BEGIN Dataset rows

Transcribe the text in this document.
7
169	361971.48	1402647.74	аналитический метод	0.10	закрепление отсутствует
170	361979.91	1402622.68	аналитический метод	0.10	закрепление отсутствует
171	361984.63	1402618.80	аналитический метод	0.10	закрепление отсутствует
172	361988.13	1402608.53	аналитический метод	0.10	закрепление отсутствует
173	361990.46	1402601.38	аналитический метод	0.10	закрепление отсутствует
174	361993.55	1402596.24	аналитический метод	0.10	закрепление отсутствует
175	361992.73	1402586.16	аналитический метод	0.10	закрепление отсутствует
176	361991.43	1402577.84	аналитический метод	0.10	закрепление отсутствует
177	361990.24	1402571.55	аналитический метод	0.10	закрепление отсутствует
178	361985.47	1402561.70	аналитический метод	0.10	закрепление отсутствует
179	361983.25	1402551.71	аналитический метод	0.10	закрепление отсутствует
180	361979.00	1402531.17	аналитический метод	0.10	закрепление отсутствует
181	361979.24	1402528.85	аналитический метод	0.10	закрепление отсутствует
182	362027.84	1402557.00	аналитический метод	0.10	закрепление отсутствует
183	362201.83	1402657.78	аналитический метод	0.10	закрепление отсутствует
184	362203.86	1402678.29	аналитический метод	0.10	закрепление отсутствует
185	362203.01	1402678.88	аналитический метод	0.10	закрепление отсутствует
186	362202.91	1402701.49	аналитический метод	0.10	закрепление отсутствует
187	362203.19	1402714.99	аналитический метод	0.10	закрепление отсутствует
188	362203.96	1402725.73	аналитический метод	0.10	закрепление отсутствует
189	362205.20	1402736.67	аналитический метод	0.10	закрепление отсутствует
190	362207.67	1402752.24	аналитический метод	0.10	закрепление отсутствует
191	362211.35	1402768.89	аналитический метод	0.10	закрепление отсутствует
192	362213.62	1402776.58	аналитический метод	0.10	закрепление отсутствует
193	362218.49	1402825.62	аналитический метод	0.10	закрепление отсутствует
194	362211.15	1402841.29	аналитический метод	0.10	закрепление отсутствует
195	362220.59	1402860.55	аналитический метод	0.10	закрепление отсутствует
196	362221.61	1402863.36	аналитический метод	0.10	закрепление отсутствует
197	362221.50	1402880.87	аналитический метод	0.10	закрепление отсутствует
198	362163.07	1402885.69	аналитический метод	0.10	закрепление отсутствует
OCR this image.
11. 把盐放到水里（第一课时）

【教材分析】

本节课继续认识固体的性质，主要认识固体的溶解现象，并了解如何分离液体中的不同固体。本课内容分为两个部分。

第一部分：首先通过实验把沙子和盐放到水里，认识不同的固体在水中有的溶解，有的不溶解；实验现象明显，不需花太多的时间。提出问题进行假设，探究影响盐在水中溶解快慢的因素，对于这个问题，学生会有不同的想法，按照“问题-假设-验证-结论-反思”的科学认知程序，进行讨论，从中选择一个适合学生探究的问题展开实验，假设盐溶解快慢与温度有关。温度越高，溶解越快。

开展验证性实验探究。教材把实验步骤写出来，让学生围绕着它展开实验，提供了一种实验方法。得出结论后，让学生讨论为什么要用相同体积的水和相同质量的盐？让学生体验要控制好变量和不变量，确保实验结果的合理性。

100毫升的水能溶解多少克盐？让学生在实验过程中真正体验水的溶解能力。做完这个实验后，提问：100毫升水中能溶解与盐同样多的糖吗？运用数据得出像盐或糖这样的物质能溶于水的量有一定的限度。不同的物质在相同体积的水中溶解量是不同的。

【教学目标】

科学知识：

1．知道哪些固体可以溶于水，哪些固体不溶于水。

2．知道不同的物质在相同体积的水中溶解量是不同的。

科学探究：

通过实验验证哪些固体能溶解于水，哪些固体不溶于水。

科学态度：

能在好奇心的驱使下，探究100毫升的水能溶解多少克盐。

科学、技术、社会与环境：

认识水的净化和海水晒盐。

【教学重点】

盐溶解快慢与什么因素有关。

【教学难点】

END Dataset rows

- **Given problem**
Reproduce the lines from the one containing "OCR this image." to the end of the entries, keeping both ends and adding nothing.

- **Answer to this exercise**
OCR this image.
11. 把盐放到水里（第一课时）

【教材分析】

本节课继续认识固体的性质，主要认识固体的溶解现象，并了解如何分离液体中的不同固体。本课内容分为两个部分。

第一部分：首先通过实验把沙子和盐放到水里，认识不同的固体在水中有的溶解，有的不溶解；实验现象明显，不需花太多的时间。提出问题进行假设，探究影响盐在水中溶解快慢的因素，对于这个问题，学生会有不同的想法，按照“问题-假设-验证-结论-反思”的科学认知程序，进行讨论，从中选择一个适合学生探究的问题展开实验，假设盐溶解快慢与温度有关。温度越高，溶解越快。

开展验证性实验探究。教材把实验步骤写出来，让学生围绕着它展开实验，提供了一种实验方法。得出结论后，让学生讨论为什么要用相同体积的水和相同质量的盐？让学生体验要控制好变量和不变量，确保实验结果的合理性。

100毫升的水能溶解多少克盐？让学生在实验过程中真正体验水的溶解能力。做完这个实验后，提问：100毫升水中能溶解与盐同样多的糖吗？运用数据得出像盐或糖这样的物质能溶于水的量有一定的限度。不同的物质在相同体积的水中溶解量是不同的。

【教学目标】

科学知识：

1．知道哪些固体可以溶于水，哪些固体不溶于水。

2．知道不同的物质在相同体积的水中溶解量是不同的。

科学探究：

通过实验验证哪些固体能溶解于水，哪些固体不溶于水。

科学态度：

能在好奇心的驱使下，探究100毫升的水能溶解多少克盐。

科学、技术、社会与环境：

认识水的净化和海水晒盐。

【教学重点】

盐溶解快慢与什么因素有关。

【教学难点】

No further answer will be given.